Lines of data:
______________________________

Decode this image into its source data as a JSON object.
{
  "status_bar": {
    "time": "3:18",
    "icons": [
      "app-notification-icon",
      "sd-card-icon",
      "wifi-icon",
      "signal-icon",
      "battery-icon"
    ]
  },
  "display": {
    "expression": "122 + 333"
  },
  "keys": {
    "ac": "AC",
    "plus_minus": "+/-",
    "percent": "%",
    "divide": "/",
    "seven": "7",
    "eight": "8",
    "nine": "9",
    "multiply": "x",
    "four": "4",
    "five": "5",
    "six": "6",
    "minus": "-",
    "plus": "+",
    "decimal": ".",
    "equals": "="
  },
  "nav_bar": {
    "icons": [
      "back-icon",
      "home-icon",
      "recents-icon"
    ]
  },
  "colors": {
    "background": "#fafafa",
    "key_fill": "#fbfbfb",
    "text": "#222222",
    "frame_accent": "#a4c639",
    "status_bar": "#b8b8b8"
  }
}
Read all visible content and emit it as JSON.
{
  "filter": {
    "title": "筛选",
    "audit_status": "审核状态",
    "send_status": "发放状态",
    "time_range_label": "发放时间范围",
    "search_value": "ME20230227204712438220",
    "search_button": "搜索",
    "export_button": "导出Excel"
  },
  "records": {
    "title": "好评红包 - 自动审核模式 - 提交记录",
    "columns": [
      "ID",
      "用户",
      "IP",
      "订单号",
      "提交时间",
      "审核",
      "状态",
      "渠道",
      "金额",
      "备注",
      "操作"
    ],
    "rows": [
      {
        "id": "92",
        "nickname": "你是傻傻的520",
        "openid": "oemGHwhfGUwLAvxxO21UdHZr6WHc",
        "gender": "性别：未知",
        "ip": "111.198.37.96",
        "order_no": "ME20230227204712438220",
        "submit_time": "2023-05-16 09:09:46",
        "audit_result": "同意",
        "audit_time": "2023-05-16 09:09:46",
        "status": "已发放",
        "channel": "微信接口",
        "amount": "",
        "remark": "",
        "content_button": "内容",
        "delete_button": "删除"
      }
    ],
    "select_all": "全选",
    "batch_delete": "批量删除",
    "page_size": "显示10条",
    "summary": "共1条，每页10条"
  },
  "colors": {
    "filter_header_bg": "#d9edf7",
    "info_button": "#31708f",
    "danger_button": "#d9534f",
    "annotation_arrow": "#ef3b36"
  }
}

______________________________

Write out every line of the material again, exactly as it reads.

:: FINISHED TASK ::
Decode this image into its source data as a JSON object.
{
  "status_bar": {
    "time": "3:18",
    "icons": [
      "app-notification-icon",
      "sd-card-icon",
      "wifi-icon",
      "signal-icon",
      "battery-icon"
    ]
  },
  "display": {
    "expression": "122 + 333"
  },
  "keys": {
    "ac": "AC",
    "plus_minus": "+/-",
    "percent": "%",
    "divide": "/",
    "seven": "7",
    "eight": "8",
    "nine": "9",
    "multiply": "x",
    "four": "4",
    "five": "5",
    "six": "6",
    "minus": "-",
    "plus": "+",
    "decimal": ".",
    "equals": "="
  },
  "nav_bar": {
    "icons": [
      "back-icon",
      "home-icon",
      "recents-icon"
    ]
  },
  "colors": {
    "background": "#fafafa",
    "key_fill": "#fbfbfb",
    "text": "#222222",
    "frame_accent": "#a4c639",
    "status_bar": "#b8b8b8"
  }
}
Read all visible content and emit it as JSON.
{
  "filter": {
    "title": "筛选",
    "audit_status": "审核状态",
    "send_status": "发放状态",
    "time_range_label": "发放时间范围",
    "search_value": "ME20230227204712438220",
    "search_button": "搜索",
    "export_button": "导出Excel"
  },
  "records": {
    "title": "好评红包 - 自动审核模式 - 提交记录",
    "columns": [
      "ID",
      "用户",
      "IP",
      "订单号",
      "提交时间",
      "审核",
      "状态",
      "渠道",
      "金额",
      "备注",
      "操作"
    ],
    "rows": [
      {
        "id": "92",
        "nickname": "你是傻傻的520",
        "openid": "oemGHwhfGUwLAvxxO21UdHZr6WHc",
        "gender": "性别：未知",
        "ip": "111.198.37.96",
        "order_no": "ME20230227204712438220",
        "submit_time": "2023-05-16 09:09:46",
        "audit_result": "同意",
        "audit_time": "2023-05-16 09:09:46",
        "status": "已发放",
        "channel": "微信接口",
        "amount": "",
        "remark": "",
        "content_button": "内容",
        "delete_button": "删除"
      }
    ],
    "select_all": "全选",
    "batch_delete": "批量删除",
    "page_size": "显示10条",
    "summary": "共1条，每页10条"
  },
  "colors": {
    "filter_header_bg": "#d9edf7",
    "info_button": "#31708f",
    "danger_button": "#d9534f",
    "annotation_arrow": "#ef3b36"
  }
}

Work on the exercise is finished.